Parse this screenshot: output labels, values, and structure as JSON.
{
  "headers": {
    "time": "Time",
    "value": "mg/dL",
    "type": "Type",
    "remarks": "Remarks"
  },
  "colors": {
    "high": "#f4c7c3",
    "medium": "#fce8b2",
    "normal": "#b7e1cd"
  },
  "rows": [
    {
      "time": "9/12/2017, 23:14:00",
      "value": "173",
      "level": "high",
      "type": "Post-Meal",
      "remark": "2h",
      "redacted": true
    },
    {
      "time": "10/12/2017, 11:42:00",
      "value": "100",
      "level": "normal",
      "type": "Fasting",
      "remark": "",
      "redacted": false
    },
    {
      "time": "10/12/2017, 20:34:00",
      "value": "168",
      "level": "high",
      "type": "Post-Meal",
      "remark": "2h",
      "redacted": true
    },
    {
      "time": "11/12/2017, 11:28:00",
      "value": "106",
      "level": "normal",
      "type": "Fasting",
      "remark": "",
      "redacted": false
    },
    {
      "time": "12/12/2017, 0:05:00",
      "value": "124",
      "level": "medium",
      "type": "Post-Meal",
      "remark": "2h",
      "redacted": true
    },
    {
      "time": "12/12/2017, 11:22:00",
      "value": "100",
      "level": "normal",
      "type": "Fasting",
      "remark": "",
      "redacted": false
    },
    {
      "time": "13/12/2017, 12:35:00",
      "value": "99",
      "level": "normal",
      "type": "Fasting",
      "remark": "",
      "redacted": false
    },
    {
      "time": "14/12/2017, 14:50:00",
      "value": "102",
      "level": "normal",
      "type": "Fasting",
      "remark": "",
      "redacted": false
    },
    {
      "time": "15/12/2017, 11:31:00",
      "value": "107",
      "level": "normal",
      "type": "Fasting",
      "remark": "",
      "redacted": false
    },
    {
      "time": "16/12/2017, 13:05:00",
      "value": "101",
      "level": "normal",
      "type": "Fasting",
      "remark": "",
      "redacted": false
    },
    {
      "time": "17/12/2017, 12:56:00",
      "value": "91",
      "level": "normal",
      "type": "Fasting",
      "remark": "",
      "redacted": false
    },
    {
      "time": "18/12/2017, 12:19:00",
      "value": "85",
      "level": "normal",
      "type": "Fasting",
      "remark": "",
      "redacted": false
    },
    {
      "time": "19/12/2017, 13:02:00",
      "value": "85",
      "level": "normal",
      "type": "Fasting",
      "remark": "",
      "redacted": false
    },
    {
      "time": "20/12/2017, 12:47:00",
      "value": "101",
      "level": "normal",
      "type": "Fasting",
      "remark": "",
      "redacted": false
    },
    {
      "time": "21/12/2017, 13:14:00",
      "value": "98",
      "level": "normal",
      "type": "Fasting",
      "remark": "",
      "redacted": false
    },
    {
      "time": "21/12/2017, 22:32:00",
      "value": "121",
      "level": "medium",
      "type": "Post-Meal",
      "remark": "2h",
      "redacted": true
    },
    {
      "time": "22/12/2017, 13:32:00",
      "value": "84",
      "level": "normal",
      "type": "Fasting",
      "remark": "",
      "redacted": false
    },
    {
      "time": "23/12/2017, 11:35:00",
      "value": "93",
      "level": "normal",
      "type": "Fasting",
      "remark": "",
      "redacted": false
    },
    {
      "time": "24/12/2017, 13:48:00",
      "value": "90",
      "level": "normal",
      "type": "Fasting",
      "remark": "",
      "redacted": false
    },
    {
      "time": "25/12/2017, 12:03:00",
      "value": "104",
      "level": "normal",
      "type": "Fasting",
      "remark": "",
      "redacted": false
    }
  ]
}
__________________________________________________
▸ Requirements:
Type out all of the material again, word for word.

▸ Response to the exercise:
Parse this screenshot: output labels, values, and structure as JSON.
{
  "headers": {
    "time": "Time",
    "value": "mg/dL",
    "type": "Type",
    "remarks": "Remarks"
  },
  "colors": {
    "high": "#f4c7c3",
    "medium": "#fce8b2",
    "normal": "#b7e1cd"
  },
  "rows": [
    {
      "time": "9/12/2017, 23:14:00",
      "value": "173",
      "level": "high",
      "type": "Post-Meal",
      "remark": "2h",
      "redacted": true
    },
    {
      "time": "10/12/2017, 11:42:00",
      "value": "100",
      "level": "normal",
      "type": "Fasting",
      "remark": "",
      "redacted": false
    },
    {
      "time": "10/12/2017, 20:34:00",
      "value": "168",
      "level": "high",
      "type": "Post-Meal",
      "remark": "2h",
      "redacted": true
    },
    {
      "time": "11/12/2017, 11:28:00",
      "value": "106",
      "level": "normal",
      "type": "Fasting",
      "remark": "",
      "redacted": false
    },
    {
      "time": "12/12/2017, 0:05:00",
      "value": "124",
      "level": "medium",
      "type": "Post-Meal",
      "remark": "2h",
      "redacted": true
    },
    {
      "time": "12/12/2017, 11:22:00",
      "value": "100",
      "level": "normal",
      "type": "Fasting",
      "remark": "",
      "redacted": false
    },
    {
      "time": "13/12/2017, 12:35:00",
      "value": "99",
      "level": "normal",
      "type": "Fasting",
      "remark": "",
      "redacted": false
    },
    {
      "time": "14/12/2017, 14:50:00",
      "value": "102",
      "level": "normal",
      "type": "Fasting",
      "remark": "",
      "redacted": false
    },
    {
      "time": "15/12/2017, 11:31:00",
      "value": "107",
      "level": "normal",
      "type": "Fasting",
      "remark": "",
      "redacted": false
    },
    {
      "time": "16/12/2017, 13:05:00",
      "value": "101",
      "level": "normal",
      "type": "Fasting",
      "remark": "",
      "redacted": false
    },
    {
      "time": "17/12/2017, 12:56:00",
      "value": "91",
      "level": "normal",
      "type": "Fasting",
      "remark": "",
      "redacted": false
    },
    {
      "time": "18/12/2017, 12:19:00",
      "value": "85",
      "level": "normal",
      "type": "Fasting",
      "remark": "",
      "redacted": false
    },
    {
      "time": "19/12/2017, 13:02:00",
      "value": "85",
      "level": "normal",
      "type": "Fasting",
      "remark": "",
      "redacted": false
    },
    {
      "time": "20/12/2017, 12:47:00",
      "value": "101",
      "level": "normal",
      "type": "Fasting",
      "remark": "",
      "redacted": false
    },
    {
      "time": "21/12/2017, 13:14:00",
      "value": "98",
      "level": "normal",
      "type": "Fasting",
      "remark": "",
      "redacted": false
    },
    {
      "time": "21/12/2017, 22:32:00",
      "value": "121",
      "level": "medium",
      "type": "Post-Meal",
      "remark": "2h",
      "redacted": true
    },
    {
      "time": "22/12/2017, 13:32:00",
      "value": "84",
      "level": "normal",
      "type": "Fasting",
      "remark": "",
      "redacted": false
    },
    {
      "time": "23/12/2017, 11:35:00",
      "value": "93",
      "level": "normal",
      "type": "Fasting",
      "remark": "",
      "redacted": false
    },
    {
      "time": "24/12/2017, 13:48:00",
      "value": "90",
      "level": "normal",
      "type": "Fasting",
      "remark": "",
      "redacted": false
    },
    {
      "time": "25/12/2017, 12:03:00",
      "value": "104",
      "level": "normal",
      "type": "Fasting",
      "remark": "",
      "redacted": false
    }
  ]
}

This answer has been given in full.